**Directions:**
Render the lines as a Markdown table with the columns "Row" and "Line Text," numbering each row and omitting blank lines. Include only the stretch from the start of the lines through the line containing "Point: [377, 368, 399, 382]".

**Provided information:**
┌──

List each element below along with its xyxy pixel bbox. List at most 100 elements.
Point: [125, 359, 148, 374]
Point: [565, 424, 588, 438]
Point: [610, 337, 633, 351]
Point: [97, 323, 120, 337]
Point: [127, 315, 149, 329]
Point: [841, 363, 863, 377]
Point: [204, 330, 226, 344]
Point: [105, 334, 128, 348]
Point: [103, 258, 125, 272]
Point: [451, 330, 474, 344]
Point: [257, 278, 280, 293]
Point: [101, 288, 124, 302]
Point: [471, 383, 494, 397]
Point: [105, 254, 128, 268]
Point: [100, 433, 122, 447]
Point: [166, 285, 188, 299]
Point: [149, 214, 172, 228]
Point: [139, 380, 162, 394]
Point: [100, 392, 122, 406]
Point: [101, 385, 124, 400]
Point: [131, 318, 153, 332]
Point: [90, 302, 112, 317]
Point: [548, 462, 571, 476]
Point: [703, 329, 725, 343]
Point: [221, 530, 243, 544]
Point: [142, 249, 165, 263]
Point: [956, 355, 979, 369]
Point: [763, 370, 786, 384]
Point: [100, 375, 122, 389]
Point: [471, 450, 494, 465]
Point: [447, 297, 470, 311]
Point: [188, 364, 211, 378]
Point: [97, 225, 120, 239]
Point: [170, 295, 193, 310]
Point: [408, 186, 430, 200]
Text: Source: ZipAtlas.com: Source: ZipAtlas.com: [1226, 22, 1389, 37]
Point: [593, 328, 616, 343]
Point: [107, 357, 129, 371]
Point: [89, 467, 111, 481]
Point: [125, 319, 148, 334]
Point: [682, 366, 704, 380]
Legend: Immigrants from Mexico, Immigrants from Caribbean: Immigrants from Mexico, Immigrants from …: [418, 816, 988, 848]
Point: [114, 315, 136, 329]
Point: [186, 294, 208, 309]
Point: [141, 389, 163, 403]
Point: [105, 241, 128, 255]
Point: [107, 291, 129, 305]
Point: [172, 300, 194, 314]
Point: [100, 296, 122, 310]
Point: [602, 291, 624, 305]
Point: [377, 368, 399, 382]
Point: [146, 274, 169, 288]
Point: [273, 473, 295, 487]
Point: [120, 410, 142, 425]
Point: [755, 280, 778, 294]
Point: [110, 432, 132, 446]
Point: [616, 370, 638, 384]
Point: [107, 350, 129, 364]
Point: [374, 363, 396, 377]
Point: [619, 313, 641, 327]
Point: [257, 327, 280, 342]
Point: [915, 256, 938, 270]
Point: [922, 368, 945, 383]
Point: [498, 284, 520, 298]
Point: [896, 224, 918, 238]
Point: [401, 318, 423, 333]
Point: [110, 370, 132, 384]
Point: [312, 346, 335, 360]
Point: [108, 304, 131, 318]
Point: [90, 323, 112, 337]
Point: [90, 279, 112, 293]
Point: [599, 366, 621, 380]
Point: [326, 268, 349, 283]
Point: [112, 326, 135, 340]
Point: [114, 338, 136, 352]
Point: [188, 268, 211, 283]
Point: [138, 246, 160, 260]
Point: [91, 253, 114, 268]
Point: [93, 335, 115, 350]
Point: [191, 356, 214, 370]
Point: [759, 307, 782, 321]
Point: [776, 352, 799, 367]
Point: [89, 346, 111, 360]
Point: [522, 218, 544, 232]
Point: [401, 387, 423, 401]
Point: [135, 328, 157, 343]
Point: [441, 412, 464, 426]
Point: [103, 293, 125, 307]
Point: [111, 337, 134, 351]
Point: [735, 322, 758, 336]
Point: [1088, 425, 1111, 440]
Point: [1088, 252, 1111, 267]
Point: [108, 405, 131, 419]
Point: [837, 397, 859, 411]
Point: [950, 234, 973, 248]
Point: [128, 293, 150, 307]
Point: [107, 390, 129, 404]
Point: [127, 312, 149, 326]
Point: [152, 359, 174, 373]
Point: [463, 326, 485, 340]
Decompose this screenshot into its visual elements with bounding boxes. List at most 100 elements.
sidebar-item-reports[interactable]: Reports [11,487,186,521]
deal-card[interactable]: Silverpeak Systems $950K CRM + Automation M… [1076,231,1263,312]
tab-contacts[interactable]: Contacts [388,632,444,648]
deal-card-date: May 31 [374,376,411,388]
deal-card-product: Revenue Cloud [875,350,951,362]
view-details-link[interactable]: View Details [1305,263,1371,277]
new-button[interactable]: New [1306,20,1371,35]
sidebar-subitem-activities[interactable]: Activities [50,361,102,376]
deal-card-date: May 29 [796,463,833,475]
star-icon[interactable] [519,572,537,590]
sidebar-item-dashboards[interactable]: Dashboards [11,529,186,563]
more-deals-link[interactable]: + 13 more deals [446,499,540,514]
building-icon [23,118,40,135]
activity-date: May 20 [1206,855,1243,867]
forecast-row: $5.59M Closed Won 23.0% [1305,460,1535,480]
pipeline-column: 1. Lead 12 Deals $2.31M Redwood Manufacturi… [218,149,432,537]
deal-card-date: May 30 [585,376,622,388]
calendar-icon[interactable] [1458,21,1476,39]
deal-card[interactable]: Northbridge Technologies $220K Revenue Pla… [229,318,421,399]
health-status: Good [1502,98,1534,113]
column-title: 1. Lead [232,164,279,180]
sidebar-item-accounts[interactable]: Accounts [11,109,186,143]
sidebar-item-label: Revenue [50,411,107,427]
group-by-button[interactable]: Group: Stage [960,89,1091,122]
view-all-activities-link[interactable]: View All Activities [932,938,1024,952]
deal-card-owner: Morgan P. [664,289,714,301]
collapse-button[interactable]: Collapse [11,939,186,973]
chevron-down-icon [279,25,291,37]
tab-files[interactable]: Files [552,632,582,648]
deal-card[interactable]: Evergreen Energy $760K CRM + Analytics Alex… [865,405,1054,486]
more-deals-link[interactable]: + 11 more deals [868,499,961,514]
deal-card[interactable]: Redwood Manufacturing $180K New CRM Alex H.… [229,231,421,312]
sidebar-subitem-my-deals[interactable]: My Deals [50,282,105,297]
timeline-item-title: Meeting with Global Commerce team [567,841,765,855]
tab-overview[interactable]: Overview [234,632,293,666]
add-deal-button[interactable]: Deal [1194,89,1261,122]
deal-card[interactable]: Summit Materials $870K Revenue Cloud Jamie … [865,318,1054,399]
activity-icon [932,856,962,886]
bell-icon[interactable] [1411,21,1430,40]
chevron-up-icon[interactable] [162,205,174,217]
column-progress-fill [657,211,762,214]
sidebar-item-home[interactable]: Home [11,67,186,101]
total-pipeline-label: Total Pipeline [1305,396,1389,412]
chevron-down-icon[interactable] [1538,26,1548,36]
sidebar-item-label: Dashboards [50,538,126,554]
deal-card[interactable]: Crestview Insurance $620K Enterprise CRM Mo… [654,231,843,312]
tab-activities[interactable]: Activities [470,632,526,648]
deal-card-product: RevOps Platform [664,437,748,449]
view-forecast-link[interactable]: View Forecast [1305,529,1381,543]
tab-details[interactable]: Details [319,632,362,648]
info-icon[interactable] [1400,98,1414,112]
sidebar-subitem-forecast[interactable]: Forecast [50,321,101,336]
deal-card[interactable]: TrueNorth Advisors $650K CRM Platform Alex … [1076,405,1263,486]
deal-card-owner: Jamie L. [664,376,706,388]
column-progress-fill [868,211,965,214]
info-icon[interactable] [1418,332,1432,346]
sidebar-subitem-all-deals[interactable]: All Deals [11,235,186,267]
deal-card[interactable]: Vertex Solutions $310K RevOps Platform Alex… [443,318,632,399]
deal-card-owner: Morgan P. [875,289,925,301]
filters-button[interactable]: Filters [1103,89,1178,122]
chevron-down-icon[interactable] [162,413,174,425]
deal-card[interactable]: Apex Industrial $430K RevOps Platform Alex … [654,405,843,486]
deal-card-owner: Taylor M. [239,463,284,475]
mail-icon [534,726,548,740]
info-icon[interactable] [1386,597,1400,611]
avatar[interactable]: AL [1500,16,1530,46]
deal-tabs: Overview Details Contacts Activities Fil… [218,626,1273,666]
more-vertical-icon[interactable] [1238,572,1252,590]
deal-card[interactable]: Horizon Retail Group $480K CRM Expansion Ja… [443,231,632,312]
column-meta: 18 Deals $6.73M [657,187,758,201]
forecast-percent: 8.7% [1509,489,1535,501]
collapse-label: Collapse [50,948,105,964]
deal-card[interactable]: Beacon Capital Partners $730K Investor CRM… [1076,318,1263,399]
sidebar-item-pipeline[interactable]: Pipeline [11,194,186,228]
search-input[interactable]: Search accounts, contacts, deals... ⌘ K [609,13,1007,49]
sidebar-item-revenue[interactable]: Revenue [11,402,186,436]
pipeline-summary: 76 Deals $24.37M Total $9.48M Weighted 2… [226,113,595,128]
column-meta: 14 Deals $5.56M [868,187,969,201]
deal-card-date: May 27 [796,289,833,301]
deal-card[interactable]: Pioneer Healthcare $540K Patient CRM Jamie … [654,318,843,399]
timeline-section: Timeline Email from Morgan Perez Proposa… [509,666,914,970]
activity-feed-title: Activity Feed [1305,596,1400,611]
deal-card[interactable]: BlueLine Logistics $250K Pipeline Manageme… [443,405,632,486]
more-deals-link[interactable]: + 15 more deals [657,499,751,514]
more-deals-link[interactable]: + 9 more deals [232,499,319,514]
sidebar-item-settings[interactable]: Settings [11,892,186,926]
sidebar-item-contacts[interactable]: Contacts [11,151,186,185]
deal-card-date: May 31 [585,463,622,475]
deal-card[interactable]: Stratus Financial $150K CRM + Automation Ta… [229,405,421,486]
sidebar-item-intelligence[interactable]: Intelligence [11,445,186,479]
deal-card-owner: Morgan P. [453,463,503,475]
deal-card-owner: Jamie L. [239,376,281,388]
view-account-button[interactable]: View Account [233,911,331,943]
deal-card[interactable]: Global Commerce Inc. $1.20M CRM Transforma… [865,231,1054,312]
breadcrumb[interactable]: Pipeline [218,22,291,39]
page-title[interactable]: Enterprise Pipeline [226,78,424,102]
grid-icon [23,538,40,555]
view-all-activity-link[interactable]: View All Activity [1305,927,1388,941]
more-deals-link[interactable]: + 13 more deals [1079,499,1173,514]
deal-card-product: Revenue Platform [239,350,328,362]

└──

**Response to this exercise:**
| Row | Line Text |
|---|---|
| 1 | List each element below along with its xyxy pixel bbox. List at most 100 elements. |
| 2 | Point: [125, 359, 148, 374] |
| 3 | Point: [565, 424, 588, 438] |
| 4 | Point: [610, 337, 633, 351] |
| 5 | Point: [97, 323, 120, 337] |
| 6 | Point: [127, 315, 149, 329] |
| 7 | Point: [841, 363, 863, 377] |
| 8 | Point: [204, 330, 226, 344] |
| 9 | Point: [105, 334, 128, 348] |
| 10 | Point: [103, 258, 125, 272] |
| 11 | Point: [451, 330, 474, 344] |
| 12 | Point: [257, 278, 280, 293] |
| 13 | Point: [101, 288, 124, 302] |
| 14 | Point: [471, 383, 494, 397] |
| 15 | Point: [105, 254, 128, 268] |
| 16 | Point: [100, 433, 122, 447] |
| 17 | Point: [166, 285, 188, 299] |
| 18 | Point: [149, 214, 172, 228] |
| 19 | Point: [139, 380, 162, 394] |
| 20 | Point: [100, 392, 122, 406] |
| 21 | Point: [101, 385, 124, 400] |
| 22 | Point: [131, 318, 153, 332] |
| 23 | Point: [90, 302, 112, 317] |
| 24 | Point: [548, 462, 571, 476] |
| 25 | Point: [703, 329, 725, 343] |
| 26 | Point: [221, 530, 243, 544] |
| 27 | Point: [142, 249, 165, 263] |
| 28 | Point: [956, 355, 979, 369] |
| 29 | Point: [763, 370, 786, 384] |
| 30 | Point: [100, 375, 122, 389] |
| 31 | Point: [471, 450, 494, 465] |
| 32 | Point: [447, 297, 470, 311] |
| 33 | Point: [188, 364, 211, 378] |
| 34 | Point: [97, 225, 120, 239] |
| 35 | Point: [170, 295, 193, 310] |
| 36 | Point: [408, 186, 430, 200] |
| 37 | Text: Source: ZipAtlas.com: Source: ZipAtlas.com: [1226, 22, 1389, 37] |
| 38 | Point: [593, 328, 616, 343] |
| 39 | Point: [107, 357, 129, 371] |
| 40 | Point: [89, 467, 111, 481] |
| 41 | Point: [125, 319, 148, 334] |
| 42 | Point: [682, 366, 704, 380] |
| 43 | Legend: Immigrants from Mexico, Immigrants from Caribbean: Immigrants from Mexico, Immigrants from …: [418, 816, 988, 848] |
| 44 | Point: [114, 315, 136, 329] |
| 45 | Point: [186, 294, 208, 309] |
| 46 | Point: [141, 389, 163, 403] |
| 47 | Point: [105, 241, 128, 255] |
| 48 | Point: [107, 291, 129, 305] |
| 49 | Point: [172, 300, 194, 314] |
| 50 | Point: [100, 296, 122, 310] |
| 51 | Point: [602, 291, 624, 305] |
| 52 | Point: [377, 368, 399, 382] |